> _Objective_
Extract all lines that hold "this" from the records below.

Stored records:

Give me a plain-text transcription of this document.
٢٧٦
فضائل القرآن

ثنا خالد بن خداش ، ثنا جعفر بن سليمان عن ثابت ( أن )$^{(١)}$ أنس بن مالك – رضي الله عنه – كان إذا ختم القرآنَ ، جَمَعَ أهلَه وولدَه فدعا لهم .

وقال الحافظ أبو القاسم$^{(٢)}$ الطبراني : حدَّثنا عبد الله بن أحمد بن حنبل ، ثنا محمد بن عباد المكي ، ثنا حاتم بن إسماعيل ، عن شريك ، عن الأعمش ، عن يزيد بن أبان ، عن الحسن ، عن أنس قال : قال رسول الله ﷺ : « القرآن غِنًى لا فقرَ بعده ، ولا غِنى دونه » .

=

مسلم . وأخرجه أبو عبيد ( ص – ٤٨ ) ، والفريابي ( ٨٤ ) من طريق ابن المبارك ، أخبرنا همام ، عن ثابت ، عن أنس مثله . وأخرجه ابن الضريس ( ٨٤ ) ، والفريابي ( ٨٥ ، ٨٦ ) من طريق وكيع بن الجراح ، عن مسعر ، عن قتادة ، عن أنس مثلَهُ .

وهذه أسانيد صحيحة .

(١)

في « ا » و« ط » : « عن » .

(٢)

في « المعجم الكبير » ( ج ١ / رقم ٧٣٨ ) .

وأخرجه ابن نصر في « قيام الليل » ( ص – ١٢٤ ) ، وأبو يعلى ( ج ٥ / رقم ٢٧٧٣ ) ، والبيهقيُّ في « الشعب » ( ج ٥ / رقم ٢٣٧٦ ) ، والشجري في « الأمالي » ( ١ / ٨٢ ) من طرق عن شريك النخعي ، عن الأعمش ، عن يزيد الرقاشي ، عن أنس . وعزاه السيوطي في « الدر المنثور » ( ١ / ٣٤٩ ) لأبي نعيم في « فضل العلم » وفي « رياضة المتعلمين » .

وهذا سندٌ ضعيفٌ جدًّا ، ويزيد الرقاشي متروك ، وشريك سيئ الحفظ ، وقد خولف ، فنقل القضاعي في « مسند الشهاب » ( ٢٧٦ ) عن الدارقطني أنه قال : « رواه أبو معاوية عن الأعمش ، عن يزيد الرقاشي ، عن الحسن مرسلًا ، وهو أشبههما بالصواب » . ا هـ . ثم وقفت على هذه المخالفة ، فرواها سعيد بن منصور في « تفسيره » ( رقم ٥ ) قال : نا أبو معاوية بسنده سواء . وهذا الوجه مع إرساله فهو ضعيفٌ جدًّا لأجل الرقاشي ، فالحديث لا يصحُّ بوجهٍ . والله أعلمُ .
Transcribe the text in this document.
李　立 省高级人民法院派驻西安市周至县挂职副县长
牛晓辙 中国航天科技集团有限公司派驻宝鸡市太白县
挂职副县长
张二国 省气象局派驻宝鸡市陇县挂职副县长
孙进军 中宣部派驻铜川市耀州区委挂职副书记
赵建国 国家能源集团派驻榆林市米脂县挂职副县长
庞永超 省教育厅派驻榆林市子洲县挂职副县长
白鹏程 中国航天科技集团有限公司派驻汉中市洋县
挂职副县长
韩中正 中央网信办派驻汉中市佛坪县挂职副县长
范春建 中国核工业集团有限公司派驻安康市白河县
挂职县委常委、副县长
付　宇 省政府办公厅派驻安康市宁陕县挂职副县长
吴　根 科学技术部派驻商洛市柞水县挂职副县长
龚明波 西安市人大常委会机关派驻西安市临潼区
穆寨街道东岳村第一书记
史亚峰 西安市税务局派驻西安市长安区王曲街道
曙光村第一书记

> _Task answer_
Give me a plain-text transcription of this document.
Transcribe the text in this document.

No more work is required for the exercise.